_Data for the task_
──────────────────────────────
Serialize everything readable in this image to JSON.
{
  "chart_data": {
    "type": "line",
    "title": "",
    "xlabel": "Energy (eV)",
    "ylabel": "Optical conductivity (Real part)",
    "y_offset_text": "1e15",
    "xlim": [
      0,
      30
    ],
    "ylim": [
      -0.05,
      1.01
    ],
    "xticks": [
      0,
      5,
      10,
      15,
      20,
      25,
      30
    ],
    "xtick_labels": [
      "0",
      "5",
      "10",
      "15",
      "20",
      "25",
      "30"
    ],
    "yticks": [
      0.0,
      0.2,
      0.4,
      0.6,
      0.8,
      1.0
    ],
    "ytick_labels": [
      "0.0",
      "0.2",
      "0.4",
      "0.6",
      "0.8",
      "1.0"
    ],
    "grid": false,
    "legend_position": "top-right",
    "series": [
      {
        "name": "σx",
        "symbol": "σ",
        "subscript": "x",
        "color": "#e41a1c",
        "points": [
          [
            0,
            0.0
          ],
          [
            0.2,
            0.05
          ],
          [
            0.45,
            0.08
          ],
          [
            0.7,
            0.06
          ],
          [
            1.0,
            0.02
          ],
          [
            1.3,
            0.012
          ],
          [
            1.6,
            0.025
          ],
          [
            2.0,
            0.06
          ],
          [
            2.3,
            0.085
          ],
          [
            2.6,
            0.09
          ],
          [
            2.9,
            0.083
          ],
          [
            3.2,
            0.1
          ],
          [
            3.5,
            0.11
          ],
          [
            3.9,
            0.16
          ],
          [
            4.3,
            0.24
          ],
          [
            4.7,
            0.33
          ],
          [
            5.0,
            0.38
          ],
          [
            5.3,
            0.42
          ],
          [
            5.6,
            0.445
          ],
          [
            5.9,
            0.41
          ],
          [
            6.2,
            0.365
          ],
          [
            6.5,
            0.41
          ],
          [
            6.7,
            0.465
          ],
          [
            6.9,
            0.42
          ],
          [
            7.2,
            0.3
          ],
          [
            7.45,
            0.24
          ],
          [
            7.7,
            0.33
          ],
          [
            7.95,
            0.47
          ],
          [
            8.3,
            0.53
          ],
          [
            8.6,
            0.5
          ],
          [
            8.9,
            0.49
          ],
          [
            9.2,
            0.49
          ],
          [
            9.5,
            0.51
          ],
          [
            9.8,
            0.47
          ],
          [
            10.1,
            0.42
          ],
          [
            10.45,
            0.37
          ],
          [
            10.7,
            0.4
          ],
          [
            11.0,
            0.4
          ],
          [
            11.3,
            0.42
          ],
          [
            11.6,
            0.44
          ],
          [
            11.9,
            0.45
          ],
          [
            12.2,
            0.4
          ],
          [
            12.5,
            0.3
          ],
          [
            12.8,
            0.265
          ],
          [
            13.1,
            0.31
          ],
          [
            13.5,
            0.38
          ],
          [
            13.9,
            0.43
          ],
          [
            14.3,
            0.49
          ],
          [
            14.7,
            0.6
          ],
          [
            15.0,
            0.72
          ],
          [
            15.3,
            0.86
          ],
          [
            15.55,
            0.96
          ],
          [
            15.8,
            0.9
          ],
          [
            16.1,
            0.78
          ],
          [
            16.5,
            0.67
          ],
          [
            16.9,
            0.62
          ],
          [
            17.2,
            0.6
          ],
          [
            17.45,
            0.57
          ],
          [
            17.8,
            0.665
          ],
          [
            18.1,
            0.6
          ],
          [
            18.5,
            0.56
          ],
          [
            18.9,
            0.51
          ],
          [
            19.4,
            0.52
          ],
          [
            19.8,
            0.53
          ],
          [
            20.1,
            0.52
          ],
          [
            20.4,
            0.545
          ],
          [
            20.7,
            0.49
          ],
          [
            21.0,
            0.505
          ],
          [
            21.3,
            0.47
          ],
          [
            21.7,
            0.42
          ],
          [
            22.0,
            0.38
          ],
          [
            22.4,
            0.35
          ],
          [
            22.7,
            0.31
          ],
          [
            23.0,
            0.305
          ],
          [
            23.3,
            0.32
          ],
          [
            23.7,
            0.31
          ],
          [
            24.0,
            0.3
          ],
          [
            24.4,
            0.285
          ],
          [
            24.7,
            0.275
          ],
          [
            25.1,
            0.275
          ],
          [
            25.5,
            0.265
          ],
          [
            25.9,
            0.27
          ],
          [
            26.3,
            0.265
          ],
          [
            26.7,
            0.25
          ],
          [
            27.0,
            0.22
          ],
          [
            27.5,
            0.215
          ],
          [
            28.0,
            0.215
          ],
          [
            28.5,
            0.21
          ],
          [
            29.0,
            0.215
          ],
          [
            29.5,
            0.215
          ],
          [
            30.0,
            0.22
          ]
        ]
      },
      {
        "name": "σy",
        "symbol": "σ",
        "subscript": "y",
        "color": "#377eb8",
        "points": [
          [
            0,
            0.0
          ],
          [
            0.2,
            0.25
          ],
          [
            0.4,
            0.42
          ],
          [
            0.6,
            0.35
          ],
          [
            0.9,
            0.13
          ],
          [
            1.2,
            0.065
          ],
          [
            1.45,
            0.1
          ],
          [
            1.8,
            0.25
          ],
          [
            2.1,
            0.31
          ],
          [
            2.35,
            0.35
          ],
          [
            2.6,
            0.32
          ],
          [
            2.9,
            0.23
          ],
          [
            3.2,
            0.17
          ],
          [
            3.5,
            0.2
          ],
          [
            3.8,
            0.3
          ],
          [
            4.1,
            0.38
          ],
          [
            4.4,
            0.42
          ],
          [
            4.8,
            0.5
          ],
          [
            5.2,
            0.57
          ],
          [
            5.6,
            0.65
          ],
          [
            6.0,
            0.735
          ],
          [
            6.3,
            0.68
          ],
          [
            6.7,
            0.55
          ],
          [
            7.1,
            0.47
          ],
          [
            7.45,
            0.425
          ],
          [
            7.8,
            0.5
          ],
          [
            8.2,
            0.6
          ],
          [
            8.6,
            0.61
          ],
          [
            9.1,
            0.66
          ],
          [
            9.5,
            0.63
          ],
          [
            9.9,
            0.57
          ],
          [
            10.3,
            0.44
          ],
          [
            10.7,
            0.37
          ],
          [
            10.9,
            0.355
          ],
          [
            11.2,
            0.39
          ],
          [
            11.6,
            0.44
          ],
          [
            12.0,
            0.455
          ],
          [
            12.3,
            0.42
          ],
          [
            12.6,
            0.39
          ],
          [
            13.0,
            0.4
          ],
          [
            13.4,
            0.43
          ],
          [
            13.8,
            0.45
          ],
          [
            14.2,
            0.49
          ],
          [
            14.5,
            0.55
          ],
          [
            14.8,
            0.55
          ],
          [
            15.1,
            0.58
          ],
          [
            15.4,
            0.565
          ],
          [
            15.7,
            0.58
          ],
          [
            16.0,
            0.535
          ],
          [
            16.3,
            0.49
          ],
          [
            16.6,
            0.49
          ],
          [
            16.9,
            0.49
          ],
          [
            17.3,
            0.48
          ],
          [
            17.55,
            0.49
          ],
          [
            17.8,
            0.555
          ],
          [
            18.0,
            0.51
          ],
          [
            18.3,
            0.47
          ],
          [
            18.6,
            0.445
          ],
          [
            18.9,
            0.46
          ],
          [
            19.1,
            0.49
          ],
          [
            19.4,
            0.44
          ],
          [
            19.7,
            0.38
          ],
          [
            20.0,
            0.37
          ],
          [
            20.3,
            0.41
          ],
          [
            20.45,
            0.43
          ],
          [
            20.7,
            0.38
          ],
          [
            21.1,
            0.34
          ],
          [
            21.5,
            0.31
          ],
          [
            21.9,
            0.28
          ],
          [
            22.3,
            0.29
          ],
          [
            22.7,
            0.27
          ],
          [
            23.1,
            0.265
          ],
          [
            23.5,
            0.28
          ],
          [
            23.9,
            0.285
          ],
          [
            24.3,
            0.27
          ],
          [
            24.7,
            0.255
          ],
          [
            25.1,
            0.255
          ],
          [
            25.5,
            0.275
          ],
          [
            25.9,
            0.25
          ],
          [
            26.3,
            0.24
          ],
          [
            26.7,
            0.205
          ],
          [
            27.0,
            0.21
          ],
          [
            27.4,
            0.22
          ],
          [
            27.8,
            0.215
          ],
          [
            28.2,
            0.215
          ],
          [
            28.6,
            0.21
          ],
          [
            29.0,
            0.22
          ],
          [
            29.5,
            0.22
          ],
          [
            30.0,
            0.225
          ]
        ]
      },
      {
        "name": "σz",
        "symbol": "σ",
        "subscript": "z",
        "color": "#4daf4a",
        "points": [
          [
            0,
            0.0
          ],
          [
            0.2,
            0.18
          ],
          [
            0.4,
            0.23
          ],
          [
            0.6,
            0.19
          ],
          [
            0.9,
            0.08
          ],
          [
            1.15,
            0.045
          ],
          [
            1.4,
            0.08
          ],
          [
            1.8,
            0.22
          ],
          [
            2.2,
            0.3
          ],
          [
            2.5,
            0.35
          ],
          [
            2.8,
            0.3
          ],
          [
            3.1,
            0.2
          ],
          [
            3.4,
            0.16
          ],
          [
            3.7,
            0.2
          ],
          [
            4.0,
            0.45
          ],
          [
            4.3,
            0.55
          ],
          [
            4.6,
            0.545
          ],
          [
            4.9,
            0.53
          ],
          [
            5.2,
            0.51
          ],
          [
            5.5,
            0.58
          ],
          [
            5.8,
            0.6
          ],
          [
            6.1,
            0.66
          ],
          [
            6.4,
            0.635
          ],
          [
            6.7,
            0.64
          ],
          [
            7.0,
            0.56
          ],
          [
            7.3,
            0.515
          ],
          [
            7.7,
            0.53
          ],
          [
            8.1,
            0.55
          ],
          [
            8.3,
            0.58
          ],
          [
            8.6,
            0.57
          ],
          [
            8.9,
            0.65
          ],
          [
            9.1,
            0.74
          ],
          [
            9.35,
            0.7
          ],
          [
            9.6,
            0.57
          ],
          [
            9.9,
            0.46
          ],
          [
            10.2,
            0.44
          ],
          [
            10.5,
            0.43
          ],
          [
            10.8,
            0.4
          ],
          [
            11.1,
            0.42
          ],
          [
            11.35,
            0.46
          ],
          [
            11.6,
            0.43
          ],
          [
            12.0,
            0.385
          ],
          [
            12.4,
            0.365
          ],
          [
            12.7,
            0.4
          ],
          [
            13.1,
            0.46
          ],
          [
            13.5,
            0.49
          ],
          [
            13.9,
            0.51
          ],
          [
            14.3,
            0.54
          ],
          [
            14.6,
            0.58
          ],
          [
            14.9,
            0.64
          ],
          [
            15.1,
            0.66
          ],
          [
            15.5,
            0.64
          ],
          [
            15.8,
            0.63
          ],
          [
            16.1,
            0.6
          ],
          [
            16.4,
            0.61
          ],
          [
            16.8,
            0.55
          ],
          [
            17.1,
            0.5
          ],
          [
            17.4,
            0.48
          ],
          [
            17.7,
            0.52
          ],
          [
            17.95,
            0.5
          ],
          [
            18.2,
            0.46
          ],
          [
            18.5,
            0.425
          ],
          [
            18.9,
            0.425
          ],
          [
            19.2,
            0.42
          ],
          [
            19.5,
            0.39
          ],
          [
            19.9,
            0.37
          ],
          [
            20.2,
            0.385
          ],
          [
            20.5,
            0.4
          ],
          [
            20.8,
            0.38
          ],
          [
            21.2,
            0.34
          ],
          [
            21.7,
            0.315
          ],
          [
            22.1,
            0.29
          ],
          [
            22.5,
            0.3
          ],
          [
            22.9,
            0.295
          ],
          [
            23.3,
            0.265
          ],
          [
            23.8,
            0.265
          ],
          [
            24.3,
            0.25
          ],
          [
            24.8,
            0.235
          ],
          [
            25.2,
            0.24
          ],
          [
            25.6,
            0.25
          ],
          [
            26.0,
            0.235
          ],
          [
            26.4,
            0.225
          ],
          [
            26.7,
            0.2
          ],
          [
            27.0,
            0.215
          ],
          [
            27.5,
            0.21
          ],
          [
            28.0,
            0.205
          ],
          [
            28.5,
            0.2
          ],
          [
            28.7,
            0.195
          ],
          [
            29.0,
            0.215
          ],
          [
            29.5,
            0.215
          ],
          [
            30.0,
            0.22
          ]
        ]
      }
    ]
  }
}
──────────────────────────────
_Written request_
Gather from the data above every line with the string "color".

_Finished exercise_
        "color": "#e41a1c",
        "color": "#377eb8",
        "color": "#4daf4a",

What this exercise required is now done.